Este mes estamos leyendo Parentesco, una atípica obra de ciencia ficción de Octavia Butler. Su protagonista, una joven escritora negra, viaja de repente en el tiempo. Se traslada de la California de los años 70 a una plantación sureña en la Maryland de mediados de siglo XIX, una época en la que la esclavitud seguía siendo institución. Esta peculiar premisa hace necesario un uso muy preciso del lenguaje para destacar la brecha cultural y social que creó la esclavitud afroamericana y que aún perdura. Cristina Díaz ha charlado con Amelia Pérez de Villar, que realizó la traducción de este libro para la edición de Capitán Swing, sobre los retos de traducirlo y, de paso, le hemos pedido que nos recomiende algunas lecturas.

Pérez de Villar es traductora, escritora y una voraz lectora. Ha traducido numerosas autoras clásicas (Edith Wharton y Emily Brönte, entre otras) y novelas contemporáneas, también obras de fantasía y ciencia ficción, como esta que leemos ahora en Casa de Lectoras Indeseables. Como autora, ha publicado ensayos y relatos así como las novelas El Pulso de la desmesura y Mi vida sin microondas (ambas en Fórcola Ediciones), que publicó el pasado mes de mayo.

¿Conocías la obra de Butler cuando te llegó el encargo? ¿Cómo lo afrontaste?

Tengo que confesar que no, no conocía ni a la autora (más allá del nombre, quiero decir, no había leído ninguna obra suya) ni la obra. Elegí la obra entre varias porque era breve (la misma editorial, Capitán Swing, me había encargado otras traducciones y eran muy voluminosas), porque era una novela (las otras eran ensayos) y porque al leer la sinopsis me interesó la temática. Quizás parezca algo frívolo, pero para mí tiene una importancia enorme que los trabajos sean variados. Es como conducir: por la autopista es más seguro y se llega antes (es lo que sería traducir siempre un género) pero ir por una carretera secundaria depara sorpresas inesperadas. Yo traduzco novela y ensayo, del inglés y del italiano. A veces me cuesta un poco cambiar de palo y arrancar, pero en general esa exigencia de la adaptación hace el trabajo más interesante y menos monótono, y evita uno de los riesgos de conducir por autopista: que te duermas.

## Bloque de datos
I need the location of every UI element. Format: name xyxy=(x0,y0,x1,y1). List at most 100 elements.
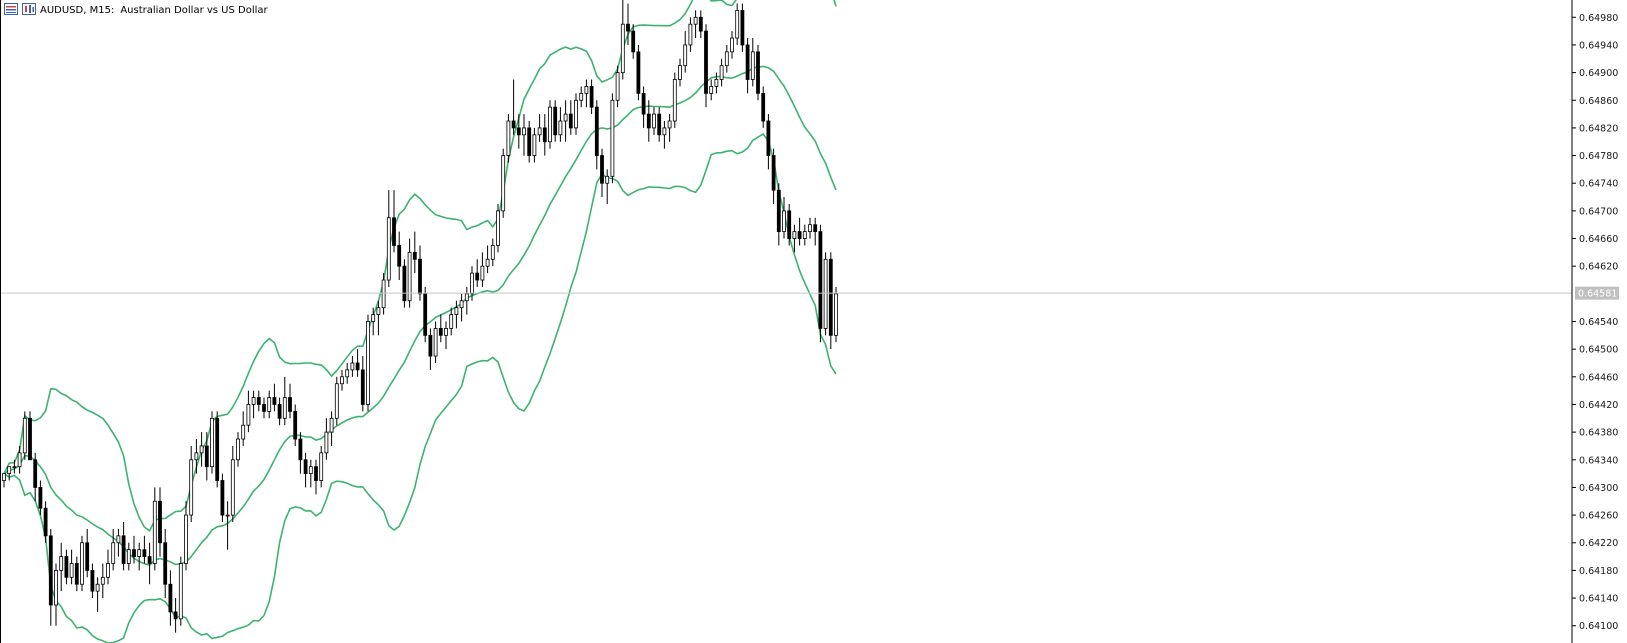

## Consigna
Prosigue la entrevista sobre la traducción de Parentesco a partir de la última respuesta de la traductora. El listado es un material independiente.

## Solución
Esa fue la toma de contacto. El libro, que yo había elegido, tenía buena pinta. Hasta ahí todo objetivo y controlado, “normal”, digo entre comillas. Pero fue traducir la primera frase y tener la misma sensación que cuando leí por primera vez un libro de Los Cinco o de Harry Potter: esa sensación de que pasar la primera página de un libro era abrir la puerta a otro mundo. Me levantaba todas las mañanas deseando sentarme al ordenador y empezar a traducir, y hubo días en que tuve que pasar varias páginas para ver qué sucedía porque no podía resistir la incertidumbre: yo no leo los libros antes de traducirlos, de modo que fue, realmente, como una lectura profunda (la que hacemos, en general, los traductores) pero con un añadido de emoción e intriga.

Sin saber demasiado (por no decir nada) de tu oficio, entendemos que debía resultar complejo traducir un texto escrito cuya protagonista vive en los años 70 pero viaja a los años de la esclavitud en América. ¿Qué retos planteaban estos viajes en términos de cambios de tono, giros o incluso léxico?

Esto es el pan nuestro de cada día para nosotros. Si la obra está bien escrita (Parentesco es soberbia) no representa un problema, al menos no un problema insalvable, aunque nos enfrentemos a dificultades: respetamos el estilo del autor, y nos olvidamos de lo políticamente correcto. ¿Por qué digo esto con tanta alegría? Efectivamente, en los setenta la sociedad era de una manera determinada, y en la época de la esclavitud mucho más dura, cruda y perfilada, como dicen los protagonistas en una conversación que mantienen. Yo, por suerte, viví los setenta, y tengo todavía presente muchos modos de hablar de entonces, y muchas de las palabras y expresiones que empleaba la gente, la prensa, la literatura y los medios de comunicación. Sólo hay que respetarlos: aunque hay palabras que se han desgastado o han adquirido otros matices y ya no podemos emplearlas hoy, en general el léxico tiene el suficiente poder y colorido para decir lo que queremos decir. Sólo hay que emplearlo con valentía y decisión, sin mojigatería.

Hoy nos enfrentamos a cierta censura por estos motivos, o porque el editor asume que el lector no va a entender lo que se dice. Un editor quería quitar de una traducción mía el término “esguardamillar” porque decía que los lectores no iban a entenderlo. Conseguí que se quedara, porque se trataba además de una novela antigua y no procedía emplear un término más moderno. Y puedo contar y no acabar… Yo creo que se puede encontrar un equilibrio entre ser respetuoso con el lenguaje que empleamos, especialmente en ciertos ámbitos (respetuoso con el receptor, quiero decir) y ser fiel a un original que se escribió en épocas concretas no sólo de evolución del habla: también en contextos sociológicos e históricos determinados.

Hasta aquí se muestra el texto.